## BRIEF:
Transcribe the entries, keeping every character the same.

========================================

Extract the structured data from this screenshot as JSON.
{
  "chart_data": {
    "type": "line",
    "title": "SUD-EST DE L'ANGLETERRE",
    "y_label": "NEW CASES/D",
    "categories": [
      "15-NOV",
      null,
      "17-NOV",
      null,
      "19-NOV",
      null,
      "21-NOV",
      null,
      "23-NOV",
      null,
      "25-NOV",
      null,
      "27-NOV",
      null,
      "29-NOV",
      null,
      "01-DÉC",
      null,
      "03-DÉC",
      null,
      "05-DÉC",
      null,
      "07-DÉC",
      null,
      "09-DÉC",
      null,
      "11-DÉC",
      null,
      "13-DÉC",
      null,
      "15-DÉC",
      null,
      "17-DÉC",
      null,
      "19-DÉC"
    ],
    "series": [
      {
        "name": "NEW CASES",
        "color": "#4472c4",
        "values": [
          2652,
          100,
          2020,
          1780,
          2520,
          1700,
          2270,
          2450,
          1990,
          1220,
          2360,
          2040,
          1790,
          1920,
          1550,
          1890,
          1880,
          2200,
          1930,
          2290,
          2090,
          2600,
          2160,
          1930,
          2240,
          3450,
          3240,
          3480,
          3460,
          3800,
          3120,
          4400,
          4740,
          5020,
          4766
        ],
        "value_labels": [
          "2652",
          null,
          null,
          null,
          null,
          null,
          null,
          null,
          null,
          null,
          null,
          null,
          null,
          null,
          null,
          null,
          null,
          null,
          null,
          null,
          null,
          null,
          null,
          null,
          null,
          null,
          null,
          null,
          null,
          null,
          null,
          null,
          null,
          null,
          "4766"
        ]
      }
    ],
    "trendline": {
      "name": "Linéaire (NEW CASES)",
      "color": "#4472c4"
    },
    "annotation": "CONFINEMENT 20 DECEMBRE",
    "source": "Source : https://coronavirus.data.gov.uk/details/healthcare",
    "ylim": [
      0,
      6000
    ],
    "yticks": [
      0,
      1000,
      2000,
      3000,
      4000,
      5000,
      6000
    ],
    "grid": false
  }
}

========================================

## FINISHED TASK:
Extract the structured data from this screenshot as JSON.
{
  "chart_data": {
    "type": "line",
    "title": "SUD-EST DE L'ANGLETERRE",
    "y_label": "NEW CASES/D",
    "categories": [
      "15-NOV",
      null,
      "17-NOV",
      null,
      "19-NOV",
      null,
      "21-NOV",
      null,
      "23-NOV",
      null,
      "25-NOV",
      null,
      "27-NOV",
      null,
      "29-NOV",
      null,
      "01-DÉC",
      null,
      "03-DÉC",
      null,
      "05-DÉC",
      null,
      "07-DÉC",
      null,
      "09-DÉC",
      null,
      "11-DÉC",
      null,
      "13-DÉC",
      null,
      "15-DÉC",
      null,
      "17-DÉC",
      null,
      "19-DÉC"
    ],
    "series": [
      {
        "name": "NEW CASES",
        "color": "#4472c4",
        "values": [
          2652,
          100,
          2020,
          1780,
          2520,
          1700,
          2270,
          2450,
          1990,
          1220,
          2360,
          2040,
          1790,
          1920,
          1550,
          1890,
          1880,
          2200,
          1930,
          2290,
          2090,
          2600,
          2160,
          1930,
          2240,
          3450,
          3240,
          3480,
          3460,
          3800,
          3120,
          4400,
          4740,
          5020,
          4766
        ],
        "value_labels": [
          "2652",
          null,
          null,
          null,
          null,
          null,
          null,
          null,
          null,
          null,
          null,
          null,
          null,
          null,
          null,
          null,
          null,
          null,
          null,
          null,
          null,
          null,
          null,
          null,
          null,
          null,
          null,
          null,
          null,
          null,
          null,
          null,
          null,
          null,
          "4766"
        ]
      }
    ],
    "trendline": {
      "name": "Linéaire (NEW CASES)",
      "color": "#4472c4"
    },
    "annotation": "CONFINEMENT 20 DECEMBRE",
    "source": "Source : https://coronavirus.data.gov.uk/details/healthcare",
    "ylim": [
      0,
      6000
    ],
    "yticks": [
      0,
      1000,
      2000,
      3000,
      4000,
      5000,
      6000
    ],
    "grid": false
  }
}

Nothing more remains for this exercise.